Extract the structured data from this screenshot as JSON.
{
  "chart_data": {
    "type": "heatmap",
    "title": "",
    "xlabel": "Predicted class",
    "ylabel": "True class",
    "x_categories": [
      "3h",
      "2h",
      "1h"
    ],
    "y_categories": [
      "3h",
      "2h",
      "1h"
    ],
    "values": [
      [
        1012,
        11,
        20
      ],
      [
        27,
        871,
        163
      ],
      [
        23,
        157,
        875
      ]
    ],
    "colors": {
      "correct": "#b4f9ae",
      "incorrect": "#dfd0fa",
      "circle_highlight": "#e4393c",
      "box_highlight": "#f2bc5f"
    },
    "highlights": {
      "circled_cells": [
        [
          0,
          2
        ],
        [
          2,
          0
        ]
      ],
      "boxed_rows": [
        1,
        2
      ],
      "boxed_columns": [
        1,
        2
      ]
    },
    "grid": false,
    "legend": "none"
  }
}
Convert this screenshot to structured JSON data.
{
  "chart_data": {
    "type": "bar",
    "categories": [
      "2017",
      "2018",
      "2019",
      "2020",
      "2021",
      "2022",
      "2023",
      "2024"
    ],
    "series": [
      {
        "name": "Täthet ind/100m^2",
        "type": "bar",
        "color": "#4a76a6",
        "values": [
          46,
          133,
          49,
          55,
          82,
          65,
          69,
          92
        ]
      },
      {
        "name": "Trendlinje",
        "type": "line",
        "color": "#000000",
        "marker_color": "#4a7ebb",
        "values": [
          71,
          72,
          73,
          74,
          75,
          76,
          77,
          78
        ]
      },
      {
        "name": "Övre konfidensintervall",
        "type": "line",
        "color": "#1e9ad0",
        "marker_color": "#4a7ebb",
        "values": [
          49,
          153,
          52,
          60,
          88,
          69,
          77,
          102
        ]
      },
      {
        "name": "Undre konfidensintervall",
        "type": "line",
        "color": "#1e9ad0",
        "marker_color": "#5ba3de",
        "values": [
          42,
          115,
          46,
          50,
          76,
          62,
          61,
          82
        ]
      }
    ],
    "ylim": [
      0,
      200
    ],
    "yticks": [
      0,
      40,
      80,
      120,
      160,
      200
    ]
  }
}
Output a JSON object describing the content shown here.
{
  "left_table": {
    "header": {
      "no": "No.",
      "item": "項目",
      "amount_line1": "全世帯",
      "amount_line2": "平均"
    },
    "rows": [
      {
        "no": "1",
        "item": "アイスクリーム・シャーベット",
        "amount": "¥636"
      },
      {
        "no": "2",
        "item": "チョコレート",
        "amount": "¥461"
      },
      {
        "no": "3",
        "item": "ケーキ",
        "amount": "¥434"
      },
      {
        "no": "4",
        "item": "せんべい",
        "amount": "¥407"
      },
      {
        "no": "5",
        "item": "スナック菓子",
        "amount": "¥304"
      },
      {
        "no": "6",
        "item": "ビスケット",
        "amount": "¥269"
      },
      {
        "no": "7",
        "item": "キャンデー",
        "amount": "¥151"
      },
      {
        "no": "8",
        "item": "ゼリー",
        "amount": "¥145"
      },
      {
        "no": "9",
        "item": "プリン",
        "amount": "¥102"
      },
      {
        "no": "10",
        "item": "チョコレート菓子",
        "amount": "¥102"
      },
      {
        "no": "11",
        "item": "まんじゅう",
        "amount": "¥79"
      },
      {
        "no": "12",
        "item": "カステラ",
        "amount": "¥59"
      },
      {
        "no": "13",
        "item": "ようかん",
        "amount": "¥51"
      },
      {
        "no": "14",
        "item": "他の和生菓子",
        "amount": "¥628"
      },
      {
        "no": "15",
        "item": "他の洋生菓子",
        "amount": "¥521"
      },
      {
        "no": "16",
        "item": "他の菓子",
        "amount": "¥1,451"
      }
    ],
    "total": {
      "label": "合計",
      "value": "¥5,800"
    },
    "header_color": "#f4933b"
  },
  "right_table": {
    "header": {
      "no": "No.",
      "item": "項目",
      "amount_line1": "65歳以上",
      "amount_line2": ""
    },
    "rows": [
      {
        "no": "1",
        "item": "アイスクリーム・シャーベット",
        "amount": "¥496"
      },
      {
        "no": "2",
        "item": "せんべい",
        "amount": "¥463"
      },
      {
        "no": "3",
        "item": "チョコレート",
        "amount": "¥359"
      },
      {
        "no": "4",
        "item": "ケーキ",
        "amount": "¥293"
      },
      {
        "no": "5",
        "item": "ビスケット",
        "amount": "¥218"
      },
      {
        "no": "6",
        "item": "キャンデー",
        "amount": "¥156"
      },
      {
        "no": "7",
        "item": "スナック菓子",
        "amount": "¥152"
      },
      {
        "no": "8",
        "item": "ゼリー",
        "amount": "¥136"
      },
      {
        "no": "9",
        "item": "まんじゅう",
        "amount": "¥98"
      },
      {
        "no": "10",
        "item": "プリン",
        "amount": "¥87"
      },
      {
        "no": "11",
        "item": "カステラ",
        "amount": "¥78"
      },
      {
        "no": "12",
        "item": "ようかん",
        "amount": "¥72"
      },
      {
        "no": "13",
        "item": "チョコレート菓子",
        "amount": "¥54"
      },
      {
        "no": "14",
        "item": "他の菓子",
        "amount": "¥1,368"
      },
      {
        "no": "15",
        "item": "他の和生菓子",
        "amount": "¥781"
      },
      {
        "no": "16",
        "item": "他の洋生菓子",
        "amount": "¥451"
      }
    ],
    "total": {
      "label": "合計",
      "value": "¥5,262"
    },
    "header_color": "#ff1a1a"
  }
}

_STATED EXERCISE_:
Write out the entries above word for word.

_TASK RESULT_:
Extract the structured data from this screenshot as JSON.
{
  "chart_data": {
    "type": "heatmap",
    "title": "",
    "xlabel": "Predicted class",
    "ylabel": "True class",
    "x_categories": [
      "3h",
      "2h",
      "1h"
    ],
    "y_categories": [
      "3h",
      "2h",
      "1h"
    ],
    "values": [
      [
        1012,
        11,
        20
      ],
      [
        27,
        871,
        163
      ],
      [
        23,
        157,
        875
      ]
    ],
    "colors": {
      "correct": "#b4f9ae",
      "incorrect": "#dfd0fa",
      "circle_highlight": "#e4393c",
      "box_highlight": "#f2bc5f"
    },
    "highlights": {
      "circled_cells": [
        [
          0,
          2
        ],
        [
          2,
          0
        ]
      ],
      "boxed_rows": [
        1,
        2
      ],
      "boxed_columns": [
        1,
        2
      ]
    },
    "grid": false,
    "legend": "none"
  }
}
Convert this screenshot to structured JSON data.
{
  "chart_data": {
    "type": "bar",
    "categories": [
      "2017",
      "2018",
      "2019",
      "2020",
      "2021",
      "2022",
      "2023",
      "2024"
    ],
    "series": [
      {
        "name": "Täthet ind/100m^2",
        "type": "bar",
        "color": "#4a76a6",
        "values": [
          46,
          133,
          49,
          55,
          82,
          65,
          69,
          92
        ]
      },
      {
        "name": "Trendlinje",
        "type": "line",
        "color": "#000000",
        "marker_color": "#4a7ebb",
        "values": [
          71,
          72,
          73,
          74,
          75,
          76,
          77,
          78
        ]
      },
      {
        "name": "Övre konfidensintervall",
        "type": "line",
        "color": "#1e9ad0",
        "marker_color": "#4a7ebb",
        "values": [
          49,
          153,
          52,
          60,
          88,
          69,
          77,
          102
        ]
      },
      {
        "name": "Undre konfidensintervall",
        "type": "line",
        "color": "#1e9ad0",
        "marker_color": "#5ba3de",
        "values": [
          42,
          115,
          46,
          50,
          76,
          62,
          61,
          82
        ]
      }
    ],
    "ylim": [
      0,
      200
    ],
    "yticks": [
      0,
      40,
      80,
      120,
      160,
      200
    ]
  }
}
Output a JSON object describing the content shown here.
{
  "left_table": {
    "header": {
      "no": "No.",
      "item": "項目",
      "amount_line1": "全世帯",
      "amount_line2": "平均"
    },
    "rows": [
      {
        "no": "1",
        "item": "アイスクリーム・シャーベット",
        "amount": "¥636"
      },
      {
        "no": "2",
        "item": "チョコレート",
        "amount": "¥461"
      },
      {
        "no": "3",
        "item": "ケーキ",
        "amount": "¥434"
      },
      {
        "no": "4",
        "item": "せんべい",
        "amount": "¥407"
      },
      {
        "no": "5",
        "item": "スナック菓子",
        "amount": "¥304"
      },
      {
        "no": "6",
        "item": "ビスケット",
        "amount": "¥269"
      },
      {
        "no": "7",
        "item": "キャンデー",
        "amount": "¥151"
      },
      {
        "no": "8",
        "item": "ゼリー",
        "amount": "¥145"
      },
      {
        "no": "9",
        "item": "プリン",
        "amount": "¥102"
      },
      {
        "no": "10",
        "item": "チョコレート菓子",
        "amount": "¥102"
      },
      {
        "no": "11",
        "item": "まんじゅう",
        "amount": "¥79"
      },
      {
        "no": "12",
        "item": "カステラ",
        "amount": "¥59"
      },
      {
        "no": "13",
        "item": "ようかん",
        "amount": "¥51"
      },
      {
        "no": "14",
        "item": "他の和生菓子",
        "amount": "¥628"
      },
      {
        "no": "15",
        "item": "他の洋生菓子",
        "amount": "¥521"
      },
      {
        "no": "16",
        "item": "他の菓子",
        "amount": "¥1,451"
      }
    ],
    "total": {
      "label": "合計",
      "value": "¥5,800"
    },
    "header_color": "#f4933b"
  },
  "right_table": {
    "header": {
      "no": "No.",
      "item": "項目",
      "amount_line1": "65歳以上",
      "amount_line2": ""
    },
    "rows": [
      {
        "no": "1",
        "item": "アイスクリーム・シャーベット",
        "amount": "¥496"
      },
      {
        "no": "2",
        "item": "せんべい",
        "amount": "¥463"
      },
      {
        "no": "3",
        "item": "チョコレート",
        "amount": "¥359"
      },
      {
        "no": "4",
        "item": "ケーキ",
        "amount": "¥293"
      },
      {
        "no": "5",
        "item": "ビスケット",
        "amount": "¥218"
      },
      {
        "no": "6",
        "item": "キャンデー",
        "amount": "¥156"
      },
      {
        "no": "7",
        "item": "スナック菓子",
        "amount": "¥152"
      },
      {
        "no": "8",
        "item": "ゼリー",
        "amount": "¥136"
      },
      {
        "no": "9",
        "item": "まんじゅう",
        "amount": "¥98"
      },
      {
        "no": "10",
        "item": "プリン",
        "amount": "¥87"
      },
      {
        "no": "11",
        "item": "カステラ",
        "amount": "¥78"
      },
      {
        "no": "12",
        "item": "ようかん",
        "amount": "¥72"
      },
      {
        "no": "13",
        "item": "チョコレート菓子",
        "amount": "¥54"
      },
      {
        "no": "14",
        "item": "他の菓子",
        "amount": "¥1,368"
      },
      {
        "no": "15",
        "item": "他の和生菓子",
        "amount": "¥781"
      },
      {
        "no": "16",
        "item": "他の洋生菓子",
        "amount": "¥451"
      }
    ],
    "total": {
      "label": "合計",
      "value": "¥5,262"
    },
    "header_color": "#ff1a1a"
  }
}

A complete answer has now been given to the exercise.